── Data records ──

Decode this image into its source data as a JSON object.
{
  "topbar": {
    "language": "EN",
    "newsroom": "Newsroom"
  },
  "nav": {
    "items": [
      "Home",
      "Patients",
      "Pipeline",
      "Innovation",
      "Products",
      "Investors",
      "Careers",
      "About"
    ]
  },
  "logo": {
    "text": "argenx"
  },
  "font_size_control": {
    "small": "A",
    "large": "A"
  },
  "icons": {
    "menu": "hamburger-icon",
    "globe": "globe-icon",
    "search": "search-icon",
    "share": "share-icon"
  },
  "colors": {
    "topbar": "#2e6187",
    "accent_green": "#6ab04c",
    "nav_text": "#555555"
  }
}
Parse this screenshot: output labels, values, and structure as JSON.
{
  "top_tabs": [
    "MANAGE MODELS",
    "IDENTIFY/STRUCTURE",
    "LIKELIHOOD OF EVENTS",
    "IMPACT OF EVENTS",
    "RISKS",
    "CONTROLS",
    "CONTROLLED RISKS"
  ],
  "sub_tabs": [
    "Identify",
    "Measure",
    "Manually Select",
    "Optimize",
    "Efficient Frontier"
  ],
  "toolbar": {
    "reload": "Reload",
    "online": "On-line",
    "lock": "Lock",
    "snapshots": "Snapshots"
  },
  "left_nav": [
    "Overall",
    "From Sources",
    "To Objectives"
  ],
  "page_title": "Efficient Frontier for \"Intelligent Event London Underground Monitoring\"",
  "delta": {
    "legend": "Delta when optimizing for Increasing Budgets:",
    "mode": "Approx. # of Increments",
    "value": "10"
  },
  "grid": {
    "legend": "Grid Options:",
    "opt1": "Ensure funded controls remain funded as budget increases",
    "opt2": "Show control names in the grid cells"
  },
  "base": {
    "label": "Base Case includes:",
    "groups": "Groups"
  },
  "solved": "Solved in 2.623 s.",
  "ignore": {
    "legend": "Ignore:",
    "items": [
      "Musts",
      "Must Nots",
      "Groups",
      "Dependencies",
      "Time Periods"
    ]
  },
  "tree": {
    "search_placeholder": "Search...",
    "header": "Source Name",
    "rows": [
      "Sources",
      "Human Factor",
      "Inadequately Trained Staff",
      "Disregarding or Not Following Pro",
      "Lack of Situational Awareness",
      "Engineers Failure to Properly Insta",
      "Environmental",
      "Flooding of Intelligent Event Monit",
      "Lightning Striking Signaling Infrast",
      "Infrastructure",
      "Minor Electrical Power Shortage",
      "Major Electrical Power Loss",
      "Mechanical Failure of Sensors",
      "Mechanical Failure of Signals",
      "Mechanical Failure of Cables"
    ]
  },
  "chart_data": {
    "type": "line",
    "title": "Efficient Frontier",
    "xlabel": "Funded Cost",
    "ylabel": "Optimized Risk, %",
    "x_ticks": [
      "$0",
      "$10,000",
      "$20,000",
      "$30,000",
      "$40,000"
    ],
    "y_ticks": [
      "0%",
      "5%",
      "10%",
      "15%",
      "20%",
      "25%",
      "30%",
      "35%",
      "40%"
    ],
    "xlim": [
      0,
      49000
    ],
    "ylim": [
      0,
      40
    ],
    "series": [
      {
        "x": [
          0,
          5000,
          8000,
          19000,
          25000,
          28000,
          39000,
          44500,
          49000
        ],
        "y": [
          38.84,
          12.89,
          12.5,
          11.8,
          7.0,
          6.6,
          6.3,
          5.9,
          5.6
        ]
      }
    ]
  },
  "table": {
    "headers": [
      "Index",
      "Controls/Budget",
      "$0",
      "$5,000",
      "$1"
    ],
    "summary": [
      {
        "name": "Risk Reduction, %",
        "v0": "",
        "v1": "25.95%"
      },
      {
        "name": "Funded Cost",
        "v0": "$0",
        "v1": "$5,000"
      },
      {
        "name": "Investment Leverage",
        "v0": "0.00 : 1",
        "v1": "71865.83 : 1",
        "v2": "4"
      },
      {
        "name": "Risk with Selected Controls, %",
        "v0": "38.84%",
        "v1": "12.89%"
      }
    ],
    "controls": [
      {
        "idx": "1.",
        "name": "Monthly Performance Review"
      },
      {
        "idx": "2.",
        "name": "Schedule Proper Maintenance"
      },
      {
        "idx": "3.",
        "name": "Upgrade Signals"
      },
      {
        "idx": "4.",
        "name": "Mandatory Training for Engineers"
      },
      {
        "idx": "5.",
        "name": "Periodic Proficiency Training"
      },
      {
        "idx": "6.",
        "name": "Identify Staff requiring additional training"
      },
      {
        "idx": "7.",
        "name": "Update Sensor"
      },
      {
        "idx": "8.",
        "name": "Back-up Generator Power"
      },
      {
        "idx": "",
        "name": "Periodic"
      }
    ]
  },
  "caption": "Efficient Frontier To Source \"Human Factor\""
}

───

▶ What you are asked to do
Return the entries above in full and exactly as written.

▶ Answer section
Decode this image into its source data as a JSON object.
{
  "topbar": {
    "language": "EN",
    "newsroom": "Newsroom"
  },
  "nav": {
    "items": [
      "Home",
      "Patients",
      "Pipeline",
      "Innovation",
      "Products",
      "Investors",
      "Careers",
      "About"
    ]
  },
  "logo": {
    "text": "argenx"
  },
  "font_size_control": {
    "small": "A",
    "large": "A"
  },
  "icons": {
    "menu": "hamburger-icon",
    "globe": "globe-icon",
    "search": "search-icon",
    "share": "share-icon"
  },
  "colors": {
    "topbar": "#2e6187",
    "accent_green": "#6ab04c",
    "nav_text": "#555555"
  }
}
Parse this screenshot: output labels, values, and structure as JSON.
{
  "top_tabs": [
    "MANAGE MODELS",
    "IDENTIFY/STRUCTURE",
    "LIKELIHOOD OF EVENTS",
    "IMPACT OF EVENTS",
    "RISKS",
    "CONTROLS",
    "CONTROLLED RISKS"
  ],
  "sub_tabs": [
    "Identify",
    "Measure",
    "Manually Select",
    "Optimize",
    "Efficient Frontier"
  ],
  "toolbar": {
    "reload": "Reload",
    "online": "On-line",
    "lock": "Lock",
    "snapshots": "Snapshots"
  },
  "left_nav": [
    "Overall",
    "From Sources",
    "To Objectives"
  ],
  "page_title": "Efficient Frontier for \"Intelligent Event London Underground Monitoring\"",
  "delta": {
    "legend": "Delta when optimizing for Increasing Budgets:",
    "mode": "Approx. # of Increments",
    "value": "10"
  },
  "grid": {
    "legend": "Grid Options:",
    "opt1": "Ensure funded controls remain funded as budget increases",
    "opt2": "Show control names in the grid cells"
  },
  "base": {
    "label": "Base Case includes:",
    "groups": "Groups"
  },
  "solved": "Solved in 2.623 s.",
  "ignore": {
    "legend": "Ignore:",
    "items": [
      "Musts",
      "Must Nots",
      "Groups",
      "Dependencies",
      "Time Periods"
    ]
  },
  "tree": {
    "search_placeholder": "Search...",
    "header": "Source Name",
    "rows": [
      "Sources",
      "Human Factor",
      "Inadequately Trained Staff",
      "Disregarding or Not Following Pro",
      "Lack of Situational Awareness",
      "Engineers Failure to Properly Insta",
      "Environmental",
      "Flooding of Intelligent Event Monit",
      "Lightning Striking Signaling Infrast",
      "Infrastructure",
      "Minor Electrical Power Shortage",
      "Major Electrical Power Loss",
      "Mechanical Failure of Sensors",
      "Mechanical Failure of Signals",
      "Mechanical Failure of Cables"
    ]
  },
  "chart_data": {
    "type": "line",
    "title": "Efficient Frontier",
    "xlabel": "Funded Cost",
    "ylabel": "Optimized Risk, %",
    "x_ticks": [
      "$0",
      "$10,000",
      "$20,000",
      "$30,000",
      "$40,000"
    ],
    "y_ticks": [
      "0%",
      "5%",
      "10%",
      "15%",
      "20%",
      "25%",
      "30%",
      "35%",
      "40%"
    ],
    "xlim": [
      0,
      49000
    ],
    "ylim": [
      0,
      40
    ],
    "series": [
      {
        "x": [
          0,
          5000,
          8000,
          19000,
          25000,
          28000,
          39000,
          44500,
          49000
        ],
        "y": [
          38.84,
          12.89,
          12.5,
          11.8,
          7.0,
          6.6,
          6.3,
          5.9,
          5.6
        ]
      }
    ]
  },
  "table": {
    "headers": [
      "Index",
      "Controls/Budget",
      "$0",
      "$5,000",
      "$1"
    ],
    "summary": [
      {
        "name": "Risk Reduction, %",
        "v0": "",
        "v1": "25.95%"
      },
      {
        "name": "Funded Cost",
        "v0": "$0",
        "v1": "$5,000"
      },
      {
        "name": "Investment Leverage",
        "v0": "0.00 : 1",
        "v1": "71865.83 : 1",
        "v2": "4"
      },
      {
        "name": "Risk with Selected Controls, %",
        "v0": "38.84%",
        "v1": "12.89%"
      }
    ],
    "controls": [
      {
        "idx": "1.",
        "name": "Monthly Performance Review"
      },
      {
        "idx": "2.",
        "name": "Schedule Proper Maintenance"
      },
      {
        "idx": "3.",
        "name": "Upgrade Signals"
      },
      {
        "idx": "4.",
        "name": "Mandatory Training for Engineers"
      },
      {
        "idx": "5.",
        "name": "Periodic Proficiency Training"
      },
      {
        "idx": "6.",
        "name": "Identify Staff requiring additional training"
      },
      {
        "idx": "7.",
        "name": "Update Sensor"
      },
      {
        "idx": "8.",
        "name": "Back-up Generator Power"
      },
      {
        "idx": "",
        "name": "Periodic"
      }
    ]
  },
  "caption": "Efficient Frontier To Source \"Human Factor\""
}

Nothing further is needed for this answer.